● Exercise description: Pick out every line holding the string "Probability" and copy it.

● Data provided:
########################################
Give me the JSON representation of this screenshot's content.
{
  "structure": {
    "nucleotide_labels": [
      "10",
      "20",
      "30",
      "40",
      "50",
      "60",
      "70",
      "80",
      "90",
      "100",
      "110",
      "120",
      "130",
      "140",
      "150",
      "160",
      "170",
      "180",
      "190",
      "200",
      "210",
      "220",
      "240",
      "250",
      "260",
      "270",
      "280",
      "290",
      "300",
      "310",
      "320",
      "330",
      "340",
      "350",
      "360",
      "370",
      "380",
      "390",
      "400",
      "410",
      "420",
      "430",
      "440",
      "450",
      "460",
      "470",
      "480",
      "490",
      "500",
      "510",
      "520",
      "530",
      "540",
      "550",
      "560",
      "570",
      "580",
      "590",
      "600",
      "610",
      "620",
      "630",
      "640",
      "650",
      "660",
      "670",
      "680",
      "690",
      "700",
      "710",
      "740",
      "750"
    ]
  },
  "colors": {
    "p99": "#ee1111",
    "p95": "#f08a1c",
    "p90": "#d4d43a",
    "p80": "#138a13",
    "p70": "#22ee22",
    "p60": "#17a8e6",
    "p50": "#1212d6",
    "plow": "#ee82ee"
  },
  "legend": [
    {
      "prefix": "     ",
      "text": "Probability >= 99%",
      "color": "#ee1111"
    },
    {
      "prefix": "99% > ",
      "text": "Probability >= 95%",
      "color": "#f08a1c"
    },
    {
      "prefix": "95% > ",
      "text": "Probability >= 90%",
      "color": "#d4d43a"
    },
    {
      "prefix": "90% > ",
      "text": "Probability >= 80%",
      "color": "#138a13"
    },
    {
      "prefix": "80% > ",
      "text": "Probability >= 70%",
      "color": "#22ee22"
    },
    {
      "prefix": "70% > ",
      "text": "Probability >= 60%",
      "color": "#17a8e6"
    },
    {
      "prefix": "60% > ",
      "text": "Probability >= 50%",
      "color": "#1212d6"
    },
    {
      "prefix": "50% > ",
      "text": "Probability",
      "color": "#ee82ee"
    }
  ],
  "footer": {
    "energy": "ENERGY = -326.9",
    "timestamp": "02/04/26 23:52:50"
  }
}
########################################
● Exercise result:
      "text": "Probability >= 99%",
      "text": "Probability >= 95%",
      "text": "Probability >= 90%",
      "text": "Probability >= 80%",
      "text": "Probability >= 70%",
      "text": "Probability >= 60%",
      "text": "Probability >= 50%",
      "text": "Probability",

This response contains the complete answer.